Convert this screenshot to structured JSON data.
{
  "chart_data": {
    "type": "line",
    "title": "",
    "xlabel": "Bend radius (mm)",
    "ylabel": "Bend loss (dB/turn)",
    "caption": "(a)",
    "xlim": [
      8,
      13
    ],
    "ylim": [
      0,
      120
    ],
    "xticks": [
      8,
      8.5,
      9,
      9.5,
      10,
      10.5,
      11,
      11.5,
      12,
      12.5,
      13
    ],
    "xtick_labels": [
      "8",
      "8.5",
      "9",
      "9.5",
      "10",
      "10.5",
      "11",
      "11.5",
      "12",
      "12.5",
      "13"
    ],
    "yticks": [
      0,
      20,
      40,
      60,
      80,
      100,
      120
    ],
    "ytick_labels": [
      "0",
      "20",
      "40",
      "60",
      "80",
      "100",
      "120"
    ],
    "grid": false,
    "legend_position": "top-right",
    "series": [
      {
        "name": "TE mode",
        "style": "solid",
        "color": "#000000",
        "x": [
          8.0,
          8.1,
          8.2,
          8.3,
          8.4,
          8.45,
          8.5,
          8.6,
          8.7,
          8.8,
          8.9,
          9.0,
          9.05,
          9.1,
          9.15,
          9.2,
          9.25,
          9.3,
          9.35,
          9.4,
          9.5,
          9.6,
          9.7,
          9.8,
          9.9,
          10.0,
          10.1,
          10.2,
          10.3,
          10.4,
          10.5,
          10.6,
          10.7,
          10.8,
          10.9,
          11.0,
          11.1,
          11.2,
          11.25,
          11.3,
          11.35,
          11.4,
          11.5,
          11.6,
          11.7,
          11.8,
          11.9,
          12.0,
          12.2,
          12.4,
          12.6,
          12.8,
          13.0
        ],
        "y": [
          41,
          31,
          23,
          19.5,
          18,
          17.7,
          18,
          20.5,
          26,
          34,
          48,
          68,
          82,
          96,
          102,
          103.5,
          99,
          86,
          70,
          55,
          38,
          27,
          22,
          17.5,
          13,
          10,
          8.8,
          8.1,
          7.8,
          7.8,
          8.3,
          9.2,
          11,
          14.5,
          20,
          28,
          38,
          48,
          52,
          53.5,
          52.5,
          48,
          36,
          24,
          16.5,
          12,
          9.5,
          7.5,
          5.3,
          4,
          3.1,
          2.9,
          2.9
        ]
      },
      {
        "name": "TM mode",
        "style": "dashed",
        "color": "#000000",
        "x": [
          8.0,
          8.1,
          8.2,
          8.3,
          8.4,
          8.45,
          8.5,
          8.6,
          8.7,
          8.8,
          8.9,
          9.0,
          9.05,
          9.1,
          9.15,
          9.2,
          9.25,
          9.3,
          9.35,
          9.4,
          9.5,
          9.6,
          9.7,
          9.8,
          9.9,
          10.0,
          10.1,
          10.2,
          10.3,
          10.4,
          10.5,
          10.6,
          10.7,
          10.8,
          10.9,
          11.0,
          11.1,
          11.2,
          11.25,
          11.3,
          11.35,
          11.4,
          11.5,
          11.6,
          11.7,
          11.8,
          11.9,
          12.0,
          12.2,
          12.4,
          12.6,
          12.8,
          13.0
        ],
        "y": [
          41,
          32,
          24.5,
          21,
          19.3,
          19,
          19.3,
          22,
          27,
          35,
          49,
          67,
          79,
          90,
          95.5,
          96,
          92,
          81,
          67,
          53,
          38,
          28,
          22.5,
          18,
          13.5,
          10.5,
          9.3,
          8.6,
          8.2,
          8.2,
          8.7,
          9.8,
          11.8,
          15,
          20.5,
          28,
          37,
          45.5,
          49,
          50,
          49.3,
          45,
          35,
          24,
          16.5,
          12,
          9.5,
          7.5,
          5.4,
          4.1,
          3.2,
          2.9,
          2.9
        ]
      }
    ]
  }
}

_GIVEN EXERCISE:_
Please return the data above exactly as given.

_CORRECT RESPONSE:_
Convert this screenshot to structured JSON data.
{
  "chart_data": {
    "type": "line",
    "title": "",
    "xlabel": "Bend radius (mm)",
    "ylabel": "Bend loss (dB/turn)",
    "caption": "(a)",
    "xlim": [
      8,
      13
    ],
    "ylim": [
      0,
      120
    ],
    "xticks": [
      8,
      8.5,
      9,
      9.5,
      10,
      10.5,
      11,
      11.5,
      12,
      12.5,
      13
    ],
    "xtick_labels": [
      "8",
      "8.5",
      "9",
      "9.5",
      "10",
      "10.5",
      "11",
      "11.5",
      "12",
      "12.5",
      "13"
    ],
    "yticks": [
      0,
      20,
      40,
      60,
      80,
      100,
      120
    ],
    "ytick_labels": [
      "0",
      "20",
      "40",
      "60",
      "80",
      "100",
      "120"
    ],
    "grid": false,
    "legend_position": "top-right",
    "series": [
      {
        "name": "TE mode",
        "style": "solid",
        "color": "#000000",
        "x": [
          8.0,
          8.1,
          8.2,
          8.3,
          8.4,
          8.45,
          8.5,
          8.6,
          8.7,
          8.8,
          8.9,
          9.0,
          9.05,
          9.1,
          9.15,
          9.2,
          9.25,
          9.3,
          9.35,
          9.4,
          9.5,
          9.6,
          9.7,
          9.8,
          9.9,
          10.0,
          10.1,
          10.2,
          10.3,
          10.4,
          10.5,
          10.6,
          10.7,
          10.8,
          10.9,
          11.0,
          11.1,
          11.2,
          11.25,
          11.3,
          11.35,
          11.4,
          11.5,
          11.6,
          11.7,
          11.8,
          11.9,
          12.0,
          12.2,
          12.4,
          12.6,
          12.8,
          13.0
        ],
        "y": [
          41,
          31,
          23,
          19.5,
          18,
          17.7,
          18,
          20.5,
          26,
          34,
          48,
          68,
          82,
          96,
          102,
          103.5,
          99,
          86,
          70,
          55,
          38,
          27,
          22,
          17.5,
          13,
          10,
          8.8,
          8.1,
          7.8,
          7.8,
          8.3,
          9.2,
          11,
          14.5,
          20,
          28,
          38,
          48,
          52,
          53.5,
          52.5,
          48,
          36,
          24,
          16.5,
          12,
          9.5,
          7.5,
          5.3,
          4,
          3.1,
          2.9,
          2.9
        ]
      },
      {
        "name": "TM mode",
        "style": "dashed",
        "color": "#000000",
        "x": [
          8.0,
          8.1,
          8.2,
          8.3,
          8.4,
          8.45,
          8.5,
          8.6,
          8.7,
          8.8,
          8.9,
          9.0,
          9.05,
          9.1,
          9.15,
          9.2,
          9.25,
          9.3,
          9.35,
          9.4,
          9.5,
          9.6,
          9.7,
          9.8,
          9.9,
          10.0,
          10.1,
          10.2,
          10.3,
          10.4,
          10.5,
          10.6,
          10.7,
          10.8,
          10.9,
          11.0,
          11.1,
          11.2,
          11.25,
          11.3,
          11.35,
          11.4,
          11.5,
          11.6,
          11.7,
          11.8,
          11.9,
          12.0,
          12.2,
          12.4,
          12.6,
          12.8,
          13.0
        ],
        "y": [
          41,
          32,
          24.5,
          21,
          19.3,
          19,
          19.3,
          22,
          27,
          35,
          49,
          67,
          79,
          90,
          95.5,
          96,
          92,
          81,
          67,
          53,
          38,
          28,
          22.5,
          18,
          13.5,
          10.5,
          9.3,
          8.6,
          8.2,
          8.2,
          8.7,
          9.8,
          11.8,
          15,
          20.5,
          28,
          37,
          45.5,
          49,
          50,
          49.3,
          45,
          35,
          24,
          16.5,
          12,
          9.5,
          7.5,
          5.4,
          4.1,
          3.2,
          2.9,
          2.9
        ]
      }
    ]
  }
}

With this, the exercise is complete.